__Stated goal__. Single out the lines of the material that contain "visa" and copy them.

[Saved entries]
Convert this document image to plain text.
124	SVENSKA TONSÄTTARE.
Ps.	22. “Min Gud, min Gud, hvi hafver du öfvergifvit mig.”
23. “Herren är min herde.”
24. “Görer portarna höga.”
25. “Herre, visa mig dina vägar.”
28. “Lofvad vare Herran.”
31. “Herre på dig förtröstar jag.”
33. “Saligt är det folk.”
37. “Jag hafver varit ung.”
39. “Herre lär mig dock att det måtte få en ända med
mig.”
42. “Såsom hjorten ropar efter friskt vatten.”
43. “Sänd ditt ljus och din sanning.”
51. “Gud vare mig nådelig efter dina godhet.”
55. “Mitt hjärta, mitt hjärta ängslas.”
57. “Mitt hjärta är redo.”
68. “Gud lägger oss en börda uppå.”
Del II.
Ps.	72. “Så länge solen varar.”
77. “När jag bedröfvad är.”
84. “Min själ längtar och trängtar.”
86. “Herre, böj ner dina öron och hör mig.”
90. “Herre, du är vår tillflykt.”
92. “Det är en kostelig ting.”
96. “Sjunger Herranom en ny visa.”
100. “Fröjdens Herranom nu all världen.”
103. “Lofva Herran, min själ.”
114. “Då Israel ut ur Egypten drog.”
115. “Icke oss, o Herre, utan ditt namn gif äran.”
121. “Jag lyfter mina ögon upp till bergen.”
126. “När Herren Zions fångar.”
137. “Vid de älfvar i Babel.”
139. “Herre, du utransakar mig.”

__Full solution__.
25. “Herre, visa mig dina vägar.”
96. “Sjunger Herranom en ny visa.”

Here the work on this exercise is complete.